What follows is a set of records; repeat all of them exactly.

Raw records start

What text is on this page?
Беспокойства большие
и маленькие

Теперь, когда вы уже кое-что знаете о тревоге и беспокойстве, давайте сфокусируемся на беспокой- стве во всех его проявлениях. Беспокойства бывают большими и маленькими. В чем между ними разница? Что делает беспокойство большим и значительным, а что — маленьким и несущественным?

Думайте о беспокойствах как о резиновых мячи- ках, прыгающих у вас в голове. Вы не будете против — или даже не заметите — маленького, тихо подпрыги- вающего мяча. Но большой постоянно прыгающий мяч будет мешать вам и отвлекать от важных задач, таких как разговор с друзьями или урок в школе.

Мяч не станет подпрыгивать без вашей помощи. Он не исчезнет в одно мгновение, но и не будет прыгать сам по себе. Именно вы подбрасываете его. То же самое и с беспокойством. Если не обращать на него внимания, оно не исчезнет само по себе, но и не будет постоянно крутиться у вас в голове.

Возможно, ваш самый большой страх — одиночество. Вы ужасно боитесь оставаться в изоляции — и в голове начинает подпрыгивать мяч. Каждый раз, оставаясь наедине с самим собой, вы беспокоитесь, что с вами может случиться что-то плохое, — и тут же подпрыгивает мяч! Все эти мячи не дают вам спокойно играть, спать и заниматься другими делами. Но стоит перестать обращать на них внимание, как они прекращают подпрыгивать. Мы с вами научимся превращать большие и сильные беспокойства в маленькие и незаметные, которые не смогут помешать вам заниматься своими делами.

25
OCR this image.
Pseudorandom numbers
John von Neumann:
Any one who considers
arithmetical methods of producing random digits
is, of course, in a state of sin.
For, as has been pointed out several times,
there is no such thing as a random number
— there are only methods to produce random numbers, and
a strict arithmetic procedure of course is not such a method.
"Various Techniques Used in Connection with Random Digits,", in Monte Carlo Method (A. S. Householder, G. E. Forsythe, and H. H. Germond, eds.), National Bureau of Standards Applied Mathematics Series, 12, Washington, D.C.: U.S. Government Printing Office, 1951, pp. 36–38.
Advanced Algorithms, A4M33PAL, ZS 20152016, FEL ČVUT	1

Raw records end

- [Expected output]
What text is on this page?
Беспокойства большие
и маленькие

Теперь, когда вы уже кое-что знаете о тревоге и беспокойстве, давайте сфокусируемся на беспокой- стве во всех его проявлениях. Беспокойства бывают большими и маленькими. В чем между ними разница? Что делает беспокойство большим и значительным, а что — маленьким и несущественным?

Думайте о беспокойствах как о резиновых мячи- ках, прыгающих у вас в голове. Вы не будете против — или даже не заметите — маленького, тихо подпрыги- вающего мяча. Но большой постоянно прыгающий мяч будет мешать вам и отвлекать от важных задач, таких как разговор с друзьями или урок в школе.

Мяч не станет подпрыгивать без вашей помощи. Он не исчезнет в одно мгновение, но и не будет прыгать сам по себе. Именно вы подбрасываете его. То же самое и с беспокойством. Если не обращать на него внимания, оно не исчезнет само по себе, но и не будет постоянно крутиться у вас в голове.

Возможно, ваш самый большой страх — одиночество. Вы ужасно боитесь оставаться в изоляции — и в голове начинает подпрыгивать мяч. Каждый раз, оставаясь наедине с самим собой, вы беспокоитесь, что с вами может случиться что-то плохое, — и тут же подпрыгивает мяч! Все эти мячи не дают вам спокойно играть, спать и заниматься другими делами. Но стоит перестать обращать на них внимание, как они прекращают подпрыгивать. Мы с вами научимся превращать большие и сильные беспокойства в маленькие и незаметные, которые не смогут помешать вам заниматься своими делами.

25
OCR this image.
Pseudorandom numbers
John von Neumann:
Any one who considers
arithmetical methods of producing random digits
is, of course, in a state of sin.
For, as has been pointed out several times,
there is no such thing as a random number
— there are only methods to produce random numbers, and
a strict arithmetic procedure of course is not such a method.
"Various Techniques Used in Connection with Random Digits,", in Monte Carlo Method (A. S. Householder, G. E. Forsythe, and H. H. Germond, eds.), National Bureau of Standards Applied Mathematics Series, 12, Washington, D.C.: U.S. Government Printing Office, 1951, pp. 36–38.
Advanced Algorithms, A4M33PAL, ZS 20152016, FEL ČVUT	1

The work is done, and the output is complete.